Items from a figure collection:
========================================

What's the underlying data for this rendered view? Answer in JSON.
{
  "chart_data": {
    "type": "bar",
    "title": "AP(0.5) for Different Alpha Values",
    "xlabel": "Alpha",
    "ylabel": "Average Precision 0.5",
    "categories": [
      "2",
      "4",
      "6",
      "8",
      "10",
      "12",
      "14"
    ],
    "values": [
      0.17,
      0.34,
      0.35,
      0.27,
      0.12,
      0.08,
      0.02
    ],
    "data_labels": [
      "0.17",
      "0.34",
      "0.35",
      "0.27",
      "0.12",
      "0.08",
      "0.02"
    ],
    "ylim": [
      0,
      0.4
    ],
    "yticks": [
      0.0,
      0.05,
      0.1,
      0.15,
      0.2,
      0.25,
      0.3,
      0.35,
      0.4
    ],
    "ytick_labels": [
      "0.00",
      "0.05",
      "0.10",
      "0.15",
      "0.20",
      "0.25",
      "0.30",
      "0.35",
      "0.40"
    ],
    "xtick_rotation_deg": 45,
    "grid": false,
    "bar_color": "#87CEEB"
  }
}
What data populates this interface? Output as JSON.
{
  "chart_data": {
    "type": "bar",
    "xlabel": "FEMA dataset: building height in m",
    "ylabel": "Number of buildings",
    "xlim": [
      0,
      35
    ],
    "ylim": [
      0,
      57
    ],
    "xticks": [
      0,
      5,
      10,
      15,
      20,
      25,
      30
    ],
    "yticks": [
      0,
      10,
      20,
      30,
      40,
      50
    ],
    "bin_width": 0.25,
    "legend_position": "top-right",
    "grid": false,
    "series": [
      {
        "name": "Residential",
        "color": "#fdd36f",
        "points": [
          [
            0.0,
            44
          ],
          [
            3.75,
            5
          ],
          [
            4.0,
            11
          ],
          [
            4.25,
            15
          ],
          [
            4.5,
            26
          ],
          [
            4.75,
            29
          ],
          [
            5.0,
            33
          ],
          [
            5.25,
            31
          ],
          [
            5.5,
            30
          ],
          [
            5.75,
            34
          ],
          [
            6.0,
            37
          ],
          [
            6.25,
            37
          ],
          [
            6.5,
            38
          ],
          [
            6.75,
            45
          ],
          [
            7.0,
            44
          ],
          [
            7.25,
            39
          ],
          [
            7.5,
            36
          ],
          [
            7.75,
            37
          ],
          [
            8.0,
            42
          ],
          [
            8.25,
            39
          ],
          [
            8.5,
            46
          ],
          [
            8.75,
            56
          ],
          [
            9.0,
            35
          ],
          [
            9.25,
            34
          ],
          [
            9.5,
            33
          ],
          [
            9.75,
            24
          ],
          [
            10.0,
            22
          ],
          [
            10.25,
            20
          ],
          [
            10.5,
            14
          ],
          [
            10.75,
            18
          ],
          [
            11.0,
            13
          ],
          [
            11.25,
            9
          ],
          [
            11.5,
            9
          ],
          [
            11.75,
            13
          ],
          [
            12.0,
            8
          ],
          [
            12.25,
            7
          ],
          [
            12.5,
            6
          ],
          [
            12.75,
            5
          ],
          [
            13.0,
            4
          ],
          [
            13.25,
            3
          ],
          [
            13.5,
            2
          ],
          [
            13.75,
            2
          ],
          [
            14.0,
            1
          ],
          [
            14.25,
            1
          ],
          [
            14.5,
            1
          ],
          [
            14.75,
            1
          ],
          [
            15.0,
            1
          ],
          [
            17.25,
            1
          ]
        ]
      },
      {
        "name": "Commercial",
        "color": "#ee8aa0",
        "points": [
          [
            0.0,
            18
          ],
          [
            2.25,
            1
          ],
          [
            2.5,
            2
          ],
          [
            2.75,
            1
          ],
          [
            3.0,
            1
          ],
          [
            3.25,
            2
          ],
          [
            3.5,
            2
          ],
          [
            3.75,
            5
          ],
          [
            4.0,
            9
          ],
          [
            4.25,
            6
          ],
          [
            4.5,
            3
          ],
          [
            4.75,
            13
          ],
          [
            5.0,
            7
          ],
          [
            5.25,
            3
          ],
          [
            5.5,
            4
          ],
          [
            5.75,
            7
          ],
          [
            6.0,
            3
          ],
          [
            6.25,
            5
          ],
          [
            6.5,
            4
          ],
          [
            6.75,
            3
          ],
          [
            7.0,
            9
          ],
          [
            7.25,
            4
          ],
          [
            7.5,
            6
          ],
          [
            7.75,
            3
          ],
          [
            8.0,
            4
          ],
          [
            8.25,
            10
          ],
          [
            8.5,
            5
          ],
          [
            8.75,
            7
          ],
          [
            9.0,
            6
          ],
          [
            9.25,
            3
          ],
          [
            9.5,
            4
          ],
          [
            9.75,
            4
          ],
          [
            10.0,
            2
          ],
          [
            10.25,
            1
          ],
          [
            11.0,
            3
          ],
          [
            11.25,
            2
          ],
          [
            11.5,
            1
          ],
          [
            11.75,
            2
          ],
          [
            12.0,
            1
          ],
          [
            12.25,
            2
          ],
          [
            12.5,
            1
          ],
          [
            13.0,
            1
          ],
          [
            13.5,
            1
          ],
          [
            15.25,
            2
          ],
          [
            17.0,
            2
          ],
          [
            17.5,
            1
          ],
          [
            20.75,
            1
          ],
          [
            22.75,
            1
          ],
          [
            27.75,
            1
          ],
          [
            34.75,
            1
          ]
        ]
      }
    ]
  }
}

========================================

### Exercise:
Output the records exactly, including every line.

### Answer to this exercise:
What's the underlying data for this rendered view? Answer in JSON.
{
  "chart_data": {
    "type": "bar",
    "title": "AP(0.5) for Different Alpha Values",
    "xlabel": "Alpha",
    "ylabel": "Average Precision 0.5",
    "categories": [
      "2",
      "4",
      "6",
      "8",
      "10",
      "12",
      "14"
    ],
    "values": [
      0.17,
      0.34,
      0.35,
      0.27,
      0.12,
      0.08,
      0.02
    ],
    "data_labels": [
      "0.17",
      "0.34",
      "0.35",
      "0.27",
      "0.12",
      "0.08",
      "0.02"
    ],
    "ylim": [
      0,
      0.4
    ],
    "yticks": [
      0.0,
      0.05,
      0.1,
      0.15,
      0.2,
      0.25,
      0.3,
      0.35,
      0.4
    ],
    "ytick_labels": [
      "0.00",
      "0.05",
      "0.10",
      "0.15",
      "0.20",
      "0.25",
      "0.30",
      "0.35",
      "0.40"
    ],
    "xtick_rotation_deg": 45,
    "grid": false,
    "bar_color": "#87CEEB"
  }
}
What data populates this interface? Output as JSON.
{
  "chart_data": {
    "type": "bar",
    "xlabel": "FEMA dataset: building height in m",
    "ylabel": "Number of buildings",
    "xlim": [
      0,
      35
    ],
    "ylim": [
      0,
      57
    ],
    "xticks": [
      0,
      5,
      10,
      15,
      20,
      25,
      30
    ],
    "yticks": [
      0,
      10,
      20,
      30,
      40,
      50
    ],
    "bin_width": 0.25,
    "legend_position": "top-right",
    "grid": false,
    "series": [
      {
        "name": "Residential",
        "color": "#fdd36f",
        "points": [
          [
            0.0,
            44
          ],
          [
            3.75,
            5
          ],
          [
            4.0,
            11
          ],
          [
            4.25,
            15
          ],
          [
            4.5,
            26
          ],
          [
            4.75,
            29
          ],
          [
            5.0,
            33
          ],
          [
            5.25,
            31
          ],
          [
            5.5,
            30
          ],
          [
            5.75,
            34
          ],
          [
            6.0,
            37
          ],
          [
            6.25,
            37
          ],
          [
            6.5,
            38
          ],
          [
            6.75,
            45
          ],
          [
            7.0,
            44
          ],
          [
            7.25,
            39
          ],
          [
            7.5,
            36
          ],
          [
            7.75,
            37
          ],
          [
            8.0,
            42
          ],
          [
            8.25,
            39
          ],
          [
            8.5,
            46
          ],
          [
            8.75,
            56
          ],
          [
            9.0,
            35
          ],
          [
            9.25,
            34
          ],
          [
            9.5,
            33
          ],
          [
            9.75,
            24
          ],
          [
            10.0,
            22
          ],
          [
            10.25,
            20
          ],
          [
            10.5,
            14
          ],
          [
            10.75,
            18
          ],
          [
            11.0,
            13
          ],
          [
            11.25,
            9
          ],
          [
            11.5,
            9
          ],
          [
            11.75,
            13
          ],
          [
            12.0,
            8
          ],
          [
            12.25,
            7
          ],
          [
            12.5,
            6
          ],
          [
            12.75,
            5
          ],
          [
            13.0,
            4
          ],
          [
            13.25,
            3
          ],
          [
            13.5,
            2
          ],
          [
            13.75,
            2
          ],
          [
            14.0,
            1
          ],
          [
            14.25,
            1
          ],
          [
            14.5,
            1
          ],
          [
            14.75,
            1
          ],
          [
            15.0,
            1
          ],
          [
            17.25,
            1
          ]
        ]
      },
      {
        "name": "Commercial",
        "color": "#ee8aa0",
        "points": [
          [
            0.0,
            18
          ],
          [
            2.25,
            1
          ],
          [
            2.5,
            2
          ],
          [
            2.75,
            1
          ],
          [
            3.0,
            1
          ],
          [
            3.25,
            2
          ],
          [
            3.5,
            2
          ],
          [
            3.75,
            5
          ],
          [
            4.0,
            9
          ],
          [
            4.25,
            6
          ],
          [
            4.5,
            3
          ],
          [
            4.75,
            13
          ],
          [
            5.0,
            7
          ],
          [
            5.25,
            3
          ],
          [
            5.5,
            4
          ],
          [
            5.75,
            7
          ],
          [
            6.0,
            3
          ],
          [
            6.25,
            5
          ],
          [
            6.5,
            4
          ],
          [
            6.75,
            3
          ],
          [
            7.0,
            9
          ],
          [
            7.25,
            4
          ],
          [
            7.5,
            6
          ],
          [
            7.75,
            3
          ],
          [
            8.0,
            4
          ],
          [
            8.25,
            10
          ],
          [
            8.5,
            5
          ],
          [
            8.75,
            7
          ],
          [
            9.0,
            6
          ],
          [
            9.25,
            3
          ],
          [
            9.5,
            4
          ],
          [
            9.75,
            4
          ],
          [
            10.0,
            2
          ],
          [
            10.25,
            1
          ],
          [
            11.0,
            3
          ],
          [
            11.25,
            2
          ],
          [
            11.5,
            1
          ],
          [
            11.75,
            2
          ],
          [
            12.0,
            1
          ],
          [
            12.25,
            2
          ],
          [
            12.5,
            1
          ],
          [
            13.0,
            1
          ],
          [
            13.5,
            1
          ],
          [
            15.25,
            2
          ],
          [
            17.0,
            2
          ],
          [
            17.5,
            1
          ],
          [
            20.75,
            1
          ],
          [
            22.75,
            1
          ],
          [
            27.75,
            1
          ],
          [
            34.75,
            1
          ]
        ]
      }
    ]
  }
}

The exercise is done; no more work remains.